§ EXERCISE BRIEF
For each line below that includes the word "arrow", make a copy.

——————————

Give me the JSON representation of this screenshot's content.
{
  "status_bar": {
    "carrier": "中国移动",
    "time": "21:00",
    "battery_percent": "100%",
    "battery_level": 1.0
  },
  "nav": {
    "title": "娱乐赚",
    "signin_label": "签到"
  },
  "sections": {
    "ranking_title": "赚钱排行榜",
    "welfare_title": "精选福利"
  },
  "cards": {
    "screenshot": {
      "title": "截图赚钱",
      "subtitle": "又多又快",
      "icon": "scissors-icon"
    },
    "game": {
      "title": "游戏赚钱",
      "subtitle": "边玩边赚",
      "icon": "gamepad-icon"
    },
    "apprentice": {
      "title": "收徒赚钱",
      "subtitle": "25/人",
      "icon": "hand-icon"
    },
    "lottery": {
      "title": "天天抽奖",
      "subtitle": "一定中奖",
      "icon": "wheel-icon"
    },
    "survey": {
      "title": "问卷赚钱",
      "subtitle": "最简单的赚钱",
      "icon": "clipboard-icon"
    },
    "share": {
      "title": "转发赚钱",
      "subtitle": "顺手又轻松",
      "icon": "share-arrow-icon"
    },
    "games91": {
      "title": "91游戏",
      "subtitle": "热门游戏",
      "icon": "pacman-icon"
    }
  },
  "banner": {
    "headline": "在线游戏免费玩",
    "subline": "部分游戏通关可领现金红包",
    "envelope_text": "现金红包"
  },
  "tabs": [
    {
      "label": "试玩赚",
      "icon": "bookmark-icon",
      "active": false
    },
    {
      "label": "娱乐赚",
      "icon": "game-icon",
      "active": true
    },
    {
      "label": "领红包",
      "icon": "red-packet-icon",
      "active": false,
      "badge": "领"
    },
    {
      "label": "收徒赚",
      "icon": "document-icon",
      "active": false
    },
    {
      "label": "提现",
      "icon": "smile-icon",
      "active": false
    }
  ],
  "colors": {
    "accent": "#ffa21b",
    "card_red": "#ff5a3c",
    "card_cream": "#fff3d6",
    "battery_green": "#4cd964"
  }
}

——————————

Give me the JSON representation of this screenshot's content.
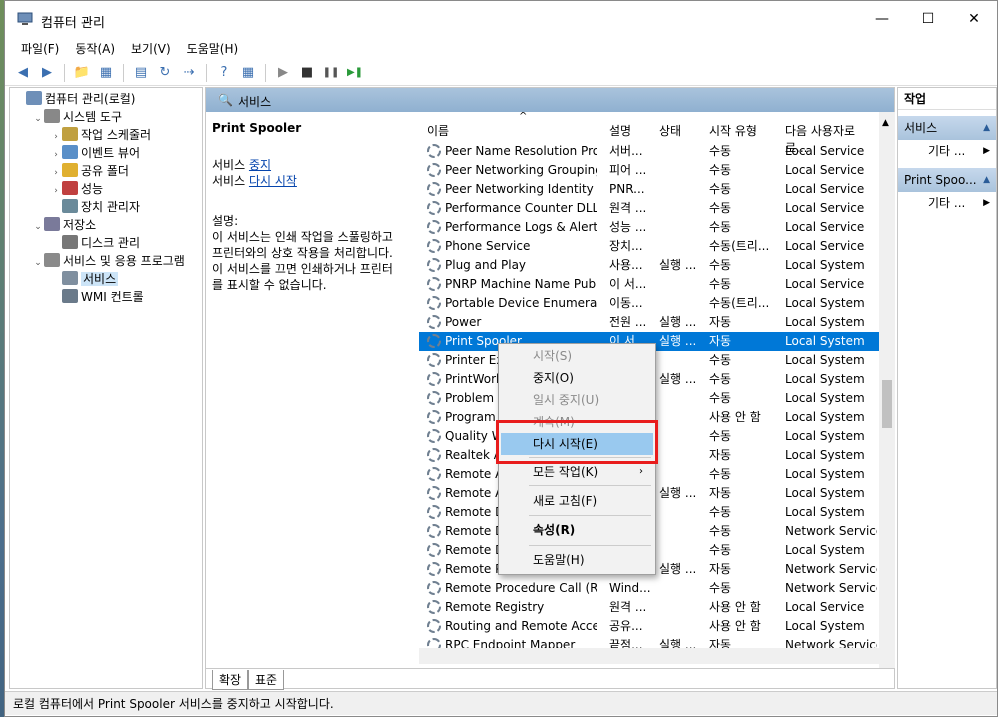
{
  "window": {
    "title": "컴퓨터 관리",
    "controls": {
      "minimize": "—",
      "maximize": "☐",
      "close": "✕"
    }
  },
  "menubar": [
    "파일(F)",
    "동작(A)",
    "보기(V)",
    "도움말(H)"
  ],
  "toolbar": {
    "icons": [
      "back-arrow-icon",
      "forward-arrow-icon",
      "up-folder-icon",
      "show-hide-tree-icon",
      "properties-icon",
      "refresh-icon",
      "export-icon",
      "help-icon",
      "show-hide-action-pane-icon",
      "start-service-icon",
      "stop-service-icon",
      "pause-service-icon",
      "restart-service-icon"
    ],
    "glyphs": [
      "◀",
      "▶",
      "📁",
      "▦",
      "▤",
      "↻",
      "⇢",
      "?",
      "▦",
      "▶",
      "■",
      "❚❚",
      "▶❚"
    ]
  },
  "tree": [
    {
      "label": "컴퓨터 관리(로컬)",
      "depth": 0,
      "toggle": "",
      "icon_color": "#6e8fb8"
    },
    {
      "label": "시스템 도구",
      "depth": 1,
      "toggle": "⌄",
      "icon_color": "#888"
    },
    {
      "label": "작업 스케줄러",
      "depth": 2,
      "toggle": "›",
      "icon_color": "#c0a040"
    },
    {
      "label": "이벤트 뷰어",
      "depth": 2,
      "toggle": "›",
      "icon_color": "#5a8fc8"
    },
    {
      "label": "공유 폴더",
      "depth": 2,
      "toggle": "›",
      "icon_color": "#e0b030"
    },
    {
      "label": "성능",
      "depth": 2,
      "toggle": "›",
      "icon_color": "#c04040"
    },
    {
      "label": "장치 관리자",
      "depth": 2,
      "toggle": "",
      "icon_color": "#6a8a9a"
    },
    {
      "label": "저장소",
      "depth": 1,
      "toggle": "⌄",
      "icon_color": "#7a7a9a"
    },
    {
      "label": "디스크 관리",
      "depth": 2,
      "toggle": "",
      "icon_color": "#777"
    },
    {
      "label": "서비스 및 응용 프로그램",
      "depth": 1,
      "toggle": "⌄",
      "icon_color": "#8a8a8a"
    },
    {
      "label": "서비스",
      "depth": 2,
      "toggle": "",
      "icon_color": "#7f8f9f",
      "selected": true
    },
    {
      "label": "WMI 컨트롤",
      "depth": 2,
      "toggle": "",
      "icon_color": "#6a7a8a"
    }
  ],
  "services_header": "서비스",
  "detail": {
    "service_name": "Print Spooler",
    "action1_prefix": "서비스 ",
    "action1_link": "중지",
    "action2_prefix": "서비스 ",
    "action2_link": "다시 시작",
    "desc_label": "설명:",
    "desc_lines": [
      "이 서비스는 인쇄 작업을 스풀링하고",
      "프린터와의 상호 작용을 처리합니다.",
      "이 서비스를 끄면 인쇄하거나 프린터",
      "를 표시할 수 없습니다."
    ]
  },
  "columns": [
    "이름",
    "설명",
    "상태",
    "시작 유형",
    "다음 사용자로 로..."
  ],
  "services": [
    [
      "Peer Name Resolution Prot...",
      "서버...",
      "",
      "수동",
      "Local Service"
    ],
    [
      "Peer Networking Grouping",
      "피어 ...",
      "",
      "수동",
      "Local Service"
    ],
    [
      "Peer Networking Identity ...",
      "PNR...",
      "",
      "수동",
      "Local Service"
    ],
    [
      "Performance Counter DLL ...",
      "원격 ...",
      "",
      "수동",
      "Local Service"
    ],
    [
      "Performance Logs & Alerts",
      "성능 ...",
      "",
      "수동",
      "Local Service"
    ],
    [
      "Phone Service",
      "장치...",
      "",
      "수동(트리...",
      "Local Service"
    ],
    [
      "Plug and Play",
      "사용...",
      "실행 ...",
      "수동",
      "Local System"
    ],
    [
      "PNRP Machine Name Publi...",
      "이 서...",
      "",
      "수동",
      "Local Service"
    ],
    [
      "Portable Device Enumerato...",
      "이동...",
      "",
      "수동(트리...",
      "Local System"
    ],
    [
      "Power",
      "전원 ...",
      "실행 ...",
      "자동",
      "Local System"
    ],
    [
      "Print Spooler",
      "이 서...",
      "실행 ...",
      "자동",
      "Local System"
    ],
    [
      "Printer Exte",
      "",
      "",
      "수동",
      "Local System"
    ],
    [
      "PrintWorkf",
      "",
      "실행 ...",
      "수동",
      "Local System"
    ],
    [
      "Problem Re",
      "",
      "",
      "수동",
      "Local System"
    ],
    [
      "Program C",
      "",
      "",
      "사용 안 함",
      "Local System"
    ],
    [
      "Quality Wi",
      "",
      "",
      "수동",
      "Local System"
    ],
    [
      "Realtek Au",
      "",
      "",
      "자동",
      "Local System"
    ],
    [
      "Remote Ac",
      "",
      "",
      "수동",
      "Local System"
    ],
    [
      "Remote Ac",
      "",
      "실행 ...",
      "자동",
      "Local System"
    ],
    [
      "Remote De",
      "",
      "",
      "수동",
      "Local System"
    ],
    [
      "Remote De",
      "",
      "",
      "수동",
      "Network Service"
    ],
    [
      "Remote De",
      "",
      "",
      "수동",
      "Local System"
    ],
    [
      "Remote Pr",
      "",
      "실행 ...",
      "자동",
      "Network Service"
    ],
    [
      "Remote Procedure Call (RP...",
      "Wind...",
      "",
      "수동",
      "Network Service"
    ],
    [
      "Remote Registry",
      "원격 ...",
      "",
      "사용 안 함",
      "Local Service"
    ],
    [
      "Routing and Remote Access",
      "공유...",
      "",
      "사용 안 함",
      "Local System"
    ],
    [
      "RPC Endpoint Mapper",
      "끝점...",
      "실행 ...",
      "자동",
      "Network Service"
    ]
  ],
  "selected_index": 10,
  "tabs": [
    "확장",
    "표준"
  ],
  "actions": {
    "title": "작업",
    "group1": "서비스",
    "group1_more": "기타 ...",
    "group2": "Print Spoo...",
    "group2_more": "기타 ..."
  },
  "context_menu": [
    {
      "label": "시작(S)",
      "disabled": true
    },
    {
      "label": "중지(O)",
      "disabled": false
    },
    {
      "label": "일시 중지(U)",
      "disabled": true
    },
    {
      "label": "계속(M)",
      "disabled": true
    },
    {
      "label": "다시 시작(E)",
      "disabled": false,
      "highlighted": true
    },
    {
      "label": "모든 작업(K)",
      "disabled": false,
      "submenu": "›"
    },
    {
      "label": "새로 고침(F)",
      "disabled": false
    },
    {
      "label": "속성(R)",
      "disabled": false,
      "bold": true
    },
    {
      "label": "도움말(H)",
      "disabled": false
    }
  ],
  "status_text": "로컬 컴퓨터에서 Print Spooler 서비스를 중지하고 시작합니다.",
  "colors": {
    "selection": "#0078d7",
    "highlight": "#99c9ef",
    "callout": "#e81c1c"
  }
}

——————————

§ REPLY TO THE EXERCISE
      "icon": "share-arrow-icon"
      "back-arrow-icon",
      "forward-arrow-icon",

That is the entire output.